Problem to solve → Select every line containing the word "pytania" from the material, and copy those lines.

Records from a data source →
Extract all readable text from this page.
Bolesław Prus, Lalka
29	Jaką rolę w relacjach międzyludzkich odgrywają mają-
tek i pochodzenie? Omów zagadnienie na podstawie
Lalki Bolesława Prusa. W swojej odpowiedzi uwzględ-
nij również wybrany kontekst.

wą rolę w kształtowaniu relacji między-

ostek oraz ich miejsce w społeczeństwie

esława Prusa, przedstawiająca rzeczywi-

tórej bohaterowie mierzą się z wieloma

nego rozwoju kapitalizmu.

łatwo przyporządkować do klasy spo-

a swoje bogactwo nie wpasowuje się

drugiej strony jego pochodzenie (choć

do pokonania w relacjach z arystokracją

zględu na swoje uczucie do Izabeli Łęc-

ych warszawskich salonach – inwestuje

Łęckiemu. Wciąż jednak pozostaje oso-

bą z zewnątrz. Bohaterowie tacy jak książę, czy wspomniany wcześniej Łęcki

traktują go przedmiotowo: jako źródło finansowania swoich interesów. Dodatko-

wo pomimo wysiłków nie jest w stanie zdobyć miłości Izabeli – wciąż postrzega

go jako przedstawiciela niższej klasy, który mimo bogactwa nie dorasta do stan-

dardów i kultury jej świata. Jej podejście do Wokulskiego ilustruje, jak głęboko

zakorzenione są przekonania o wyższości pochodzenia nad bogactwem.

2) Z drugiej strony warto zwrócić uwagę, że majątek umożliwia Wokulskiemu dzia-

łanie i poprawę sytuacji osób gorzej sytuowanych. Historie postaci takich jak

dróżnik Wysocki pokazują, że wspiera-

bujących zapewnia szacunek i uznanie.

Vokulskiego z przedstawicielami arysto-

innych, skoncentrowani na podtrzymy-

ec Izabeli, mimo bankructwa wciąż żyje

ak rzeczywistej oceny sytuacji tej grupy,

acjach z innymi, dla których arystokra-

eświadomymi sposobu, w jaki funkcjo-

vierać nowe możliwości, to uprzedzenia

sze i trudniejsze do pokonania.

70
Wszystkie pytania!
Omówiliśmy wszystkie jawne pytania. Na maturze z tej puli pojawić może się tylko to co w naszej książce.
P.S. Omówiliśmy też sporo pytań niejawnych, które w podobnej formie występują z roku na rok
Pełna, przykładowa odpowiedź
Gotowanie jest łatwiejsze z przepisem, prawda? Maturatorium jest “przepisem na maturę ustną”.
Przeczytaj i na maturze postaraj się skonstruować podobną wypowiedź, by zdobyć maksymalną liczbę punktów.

Solution to the problem →
Wszystkie pytania!
Omówiliśmy wszystkie jawne pytania. Na maturze z tej puli pojawić może się tylko to co w naszej książce.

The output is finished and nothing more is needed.